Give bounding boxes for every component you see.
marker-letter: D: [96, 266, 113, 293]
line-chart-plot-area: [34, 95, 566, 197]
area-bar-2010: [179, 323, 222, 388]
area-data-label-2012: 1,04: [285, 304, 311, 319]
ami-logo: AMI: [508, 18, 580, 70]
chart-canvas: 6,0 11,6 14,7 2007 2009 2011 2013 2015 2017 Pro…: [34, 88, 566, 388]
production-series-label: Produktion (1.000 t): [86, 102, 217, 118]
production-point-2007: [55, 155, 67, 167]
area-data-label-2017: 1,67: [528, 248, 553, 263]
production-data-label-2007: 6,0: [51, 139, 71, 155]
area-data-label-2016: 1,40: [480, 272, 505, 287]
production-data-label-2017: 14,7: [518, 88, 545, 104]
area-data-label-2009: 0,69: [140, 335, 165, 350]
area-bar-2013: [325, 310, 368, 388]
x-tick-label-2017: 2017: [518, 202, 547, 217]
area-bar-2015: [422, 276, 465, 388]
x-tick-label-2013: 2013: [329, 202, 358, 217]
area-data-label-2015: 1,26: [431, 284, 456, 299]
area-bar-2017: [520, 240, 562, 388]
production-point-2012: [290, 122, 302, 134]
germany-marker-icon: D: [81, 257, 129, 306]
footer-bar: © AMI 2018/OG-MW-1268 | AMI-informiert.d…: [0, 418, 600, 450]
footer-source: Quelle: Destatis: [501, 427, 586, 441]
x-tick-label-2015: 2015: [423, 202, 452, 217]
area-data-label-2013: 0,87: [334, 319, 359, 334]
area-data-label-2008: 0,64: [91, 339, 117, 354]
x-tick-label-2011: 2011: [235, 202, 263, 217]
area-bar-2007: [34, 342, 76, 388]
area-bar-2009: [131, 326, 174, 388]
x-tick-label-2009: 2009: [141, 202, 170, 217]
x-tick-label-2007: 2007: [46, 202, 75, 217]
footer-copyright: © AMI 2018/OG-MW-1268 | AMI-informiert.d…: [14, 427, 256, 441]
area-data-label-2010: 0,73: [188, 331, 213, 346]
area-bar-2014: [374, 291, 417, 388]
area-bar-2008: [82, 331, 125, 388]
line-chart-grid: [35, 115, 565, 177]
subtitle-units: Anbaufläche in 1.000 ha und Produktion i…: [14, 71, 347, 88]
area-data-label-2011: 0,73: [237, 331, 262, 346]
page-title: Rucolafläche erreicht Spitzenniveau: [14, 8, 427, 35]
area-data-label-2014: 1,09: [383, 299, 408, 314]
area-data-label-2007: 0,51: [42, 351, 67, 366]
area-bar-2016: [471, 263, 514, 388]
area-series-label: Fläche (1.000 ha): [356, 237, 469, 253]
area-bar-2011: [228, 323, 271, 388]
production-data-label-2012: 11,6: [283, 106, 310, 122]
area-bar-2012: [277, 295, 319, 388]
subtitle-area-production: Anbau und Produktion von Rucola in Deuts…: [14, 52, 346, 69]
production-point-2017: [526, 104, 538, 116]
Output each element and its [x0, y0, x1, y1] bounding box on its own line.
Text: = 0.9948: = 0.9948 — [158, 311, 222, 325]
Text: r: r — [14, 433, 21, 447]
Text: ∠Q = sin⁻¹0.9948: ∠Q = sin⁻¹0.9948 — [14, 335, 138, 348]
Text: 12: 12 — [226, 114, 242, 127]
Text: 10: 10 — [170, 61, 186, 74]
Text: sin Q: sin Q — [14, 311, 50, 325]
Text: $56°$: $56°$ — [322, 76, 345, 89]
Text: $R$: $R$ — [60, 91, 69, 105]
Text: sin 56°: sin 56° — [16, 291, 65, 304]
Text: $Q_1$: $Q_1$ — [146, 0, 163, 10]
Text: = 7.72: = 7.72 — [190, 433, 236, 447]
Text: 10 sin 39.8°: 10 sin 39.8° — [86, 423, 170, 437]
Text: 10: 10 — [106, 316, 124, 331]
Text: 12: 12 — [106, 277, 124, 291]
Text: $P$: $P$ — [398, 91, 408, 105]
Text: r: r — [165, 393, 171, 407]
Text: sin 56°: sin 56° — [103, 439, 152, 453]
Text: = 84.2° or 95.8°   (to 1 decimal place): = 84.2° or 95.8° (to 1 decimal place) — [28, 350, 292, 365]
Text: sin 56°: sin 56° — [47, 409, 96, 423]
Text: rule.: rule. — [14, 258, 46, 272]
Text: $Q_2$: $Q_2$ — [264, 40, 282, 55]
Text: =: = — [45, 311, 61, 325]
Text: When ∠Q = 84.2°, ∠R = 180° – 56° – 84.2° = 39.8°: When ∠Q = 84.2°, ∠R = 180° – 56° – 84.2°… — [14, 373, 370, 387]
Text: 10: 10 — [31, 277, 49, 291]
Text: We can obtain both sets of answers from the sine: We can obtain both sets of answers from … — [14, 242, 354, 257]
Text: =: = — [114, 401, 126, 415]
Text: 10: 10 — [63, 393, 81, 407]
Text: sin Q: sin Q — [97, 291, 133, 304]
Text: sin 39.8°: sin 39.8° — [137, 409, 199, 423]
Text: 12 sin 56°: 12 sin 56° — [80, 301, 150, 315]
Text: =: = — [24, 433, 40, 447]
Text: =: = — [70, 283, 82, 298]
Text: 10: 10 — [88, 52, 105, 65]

=== EXERCISE TASK ===
How many lines in the records contain the string "point"? Reply with the number only.

=== FINISHED ANSWER ===
3